▶ [DATA RECORDS]
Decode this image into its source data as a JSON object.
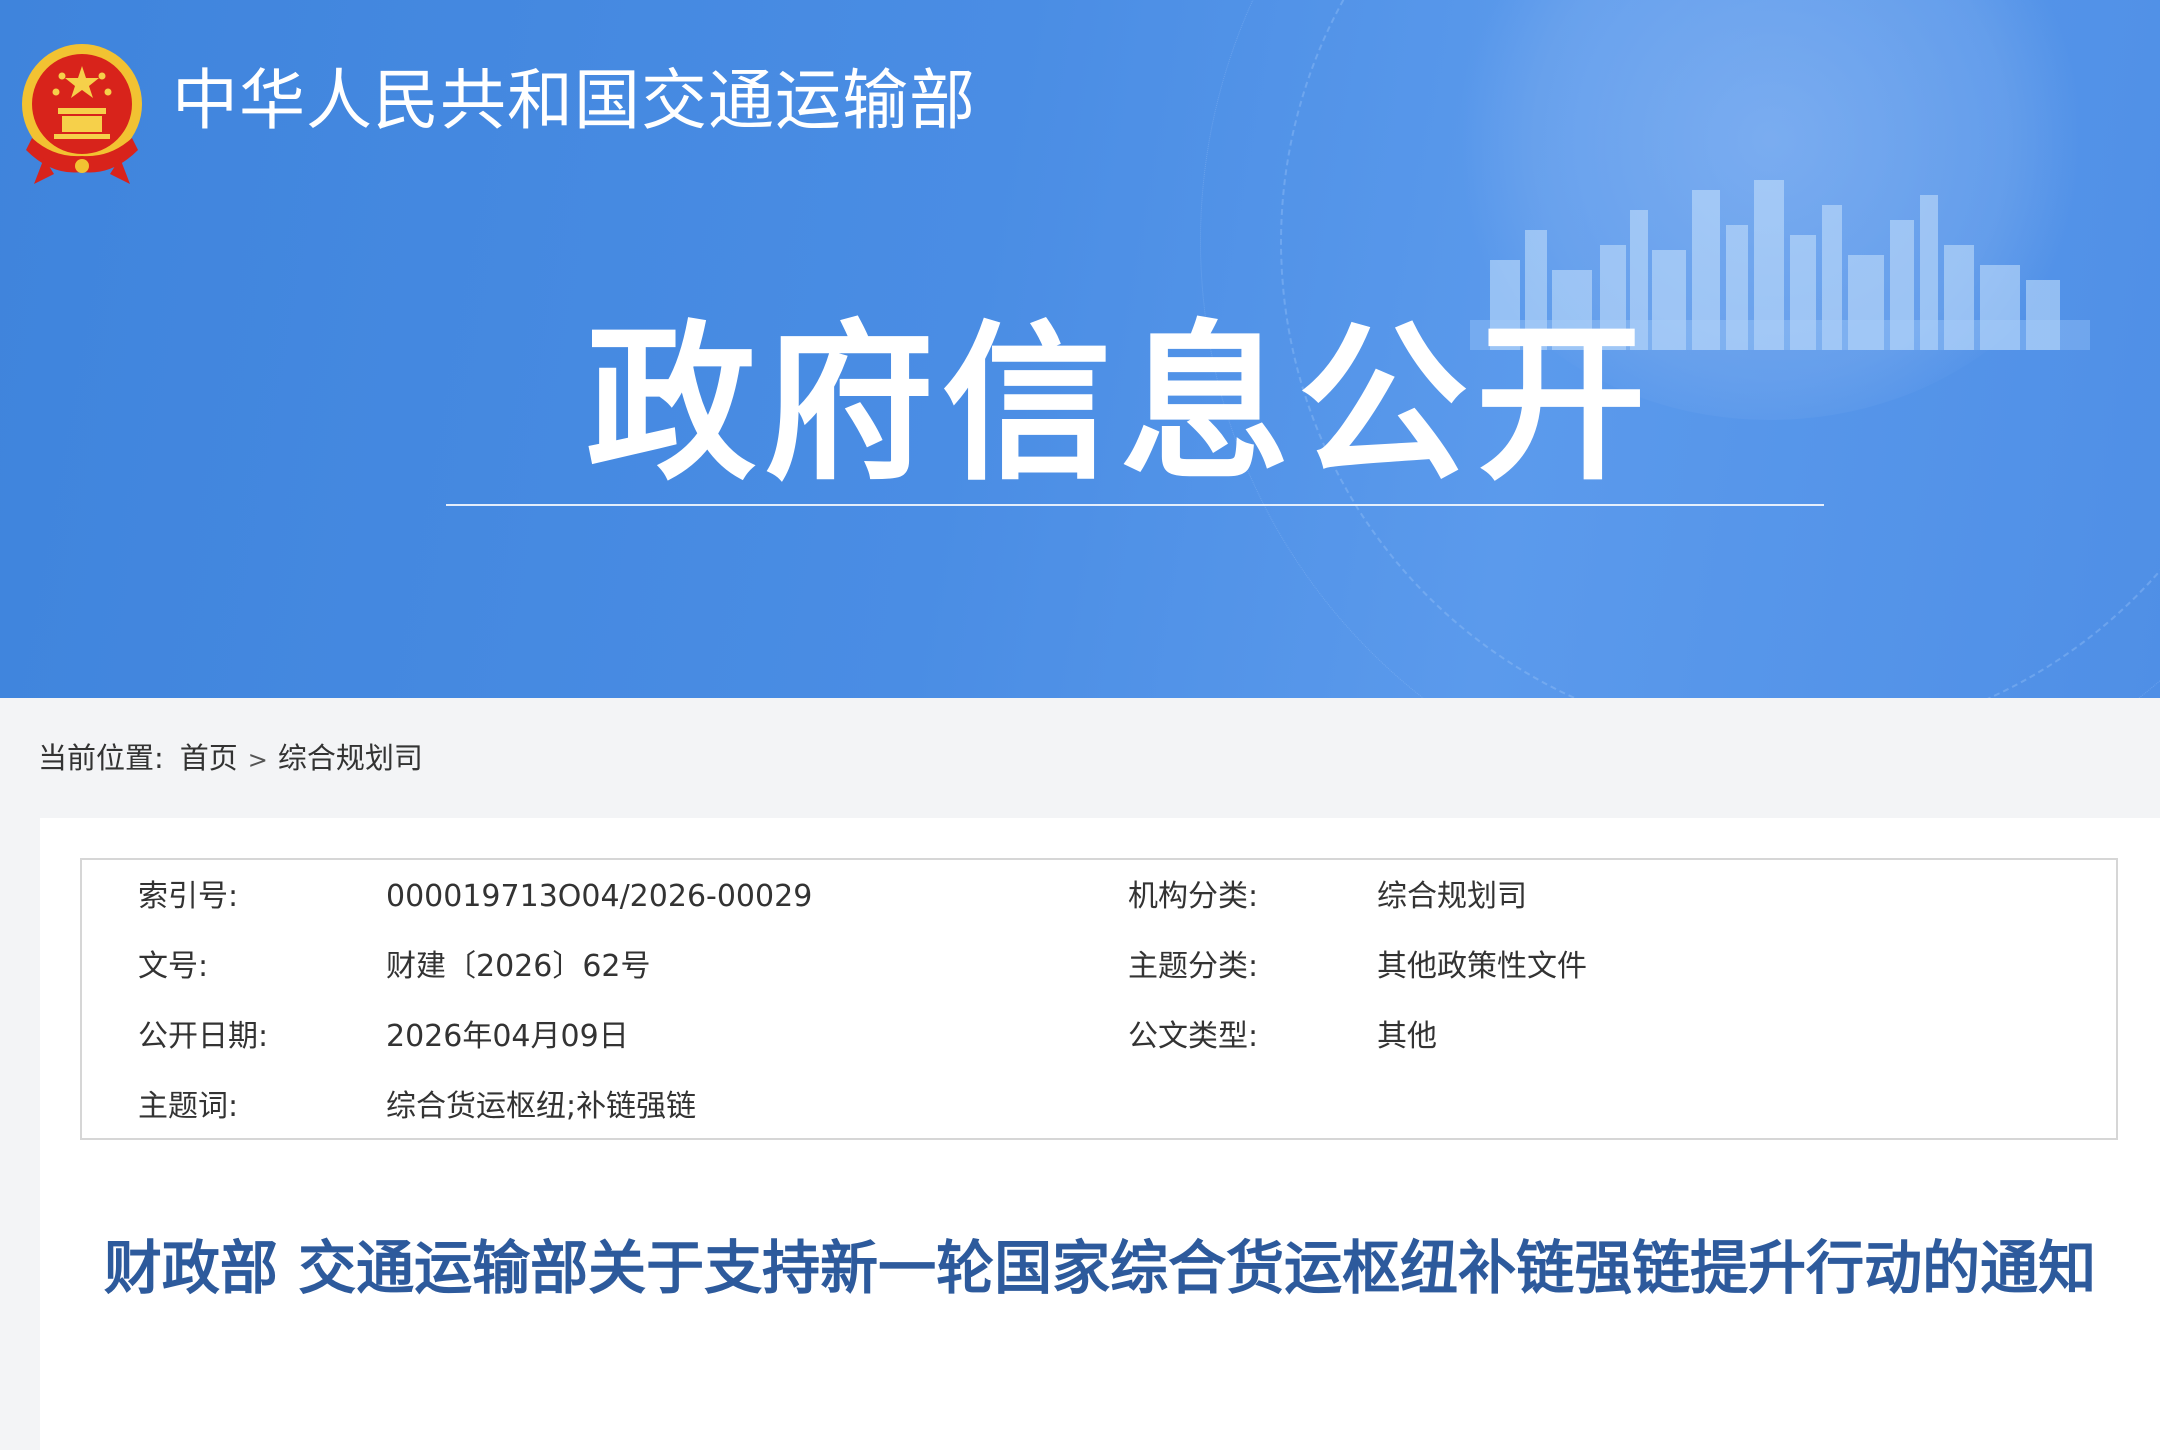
{
  "header": {
    "ministry_name": "中华人民共和国交通运输部",
    "section_title": "政府信息公开"
  },
  "breadcrumb": {
    "prefix": "当前位置:",
    "items": [
      "首页",
      "综合规划司"
    ],
    "separator": ">"
  },
  "metadata": {
    "rows": [
      {
        "label_left": "索引号:",
        "value_left": "000019713O04/2026-00029",
        "label_right": "机构分类:",
        "value_right": "综合规划司"
      },
      {
        "label_left": "文号:",
        "value_left": "财建〔2026〕62号",
        "label_right": "主题分类:",
        "value_right": "其他政策性文件"
      },
      {
        "label_left": "公开日期:",
        "value_left": "2026年04月09日",
        "label_right": "公文类型:",
        "value_right": "其他"
      },
      {
        "label_left": "主题词:",
        "value_left": "综合货运枢纽;补链强链",
        "label_right": "",
        "value_right": ""
      }
    ]
  },
  "document": {
    "title": "财政部 交通运输部关于支持新一轮国家综合货运枢纽补链强链提升行动的通知"
  },
  "colors": {
    "banner_blue": "#4a8de4",
    "title_blue": "#2d5a9c",
    "emblem_red": "#d8231b",
    "emblem_gold": "#f2c232"
  },
  "icons": {
    "emblem": "national-emblem-icon"
  }
}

▶ [DESCRIPTION OF THE TASK] What comes back should match the records exactly, minus any pictures.

▶ [THE RESPONSE]
Decode this image into its source data as a JSON object.
{
  "header": {
    "ministry_name": "中华人民共和国交通运输部",
    "section_title": "政府信息公开"
  },
  "breadcrumb": {
    "prefix": "当前位置:",
    "items": [
      "首页",
      "综合规划司"
    ],
    "separator": ">"
  },
  "metadata": {
    "rows": [
      {
        "label_left": "索引号:",
        "value_left": "000019713O04/2026-00029",
        "label_right": "机构分类:",
        "value_right": "综合规划司"
      },
      {
        "label_left": "文号:",
        "value_left": "财建〔2026〕62号",
        "label_right": "主题分类:",
        "value_right": "其他政策性文件"
      },
      {
        "label_left": "公开日期:",
        "value_left": "2026年04月09日",
        "label_right": "公文类型:",
        "value_right": "其他"
      },
      {
        "label_left": "主题词:",
        "value_left": "综合货运枢纽;补链强链",
        "label_right": "",
        "value_right": ""
      }
    ]
  },
  "document": {
    "title": "财政部 交通运输部关于支持新一轮国家综合货运枢纽补链强链提升行动的通知"
  },
  "colors": {
    "banner_blue": "#4a8de4",
    "title_blue": "#2d5a9c",
    "emblem_red": "#d8231b",
    "emblem_gold": "#f2c232"
  },
  "icons": {
    "emblem": "national-emblem-icon"
  }
}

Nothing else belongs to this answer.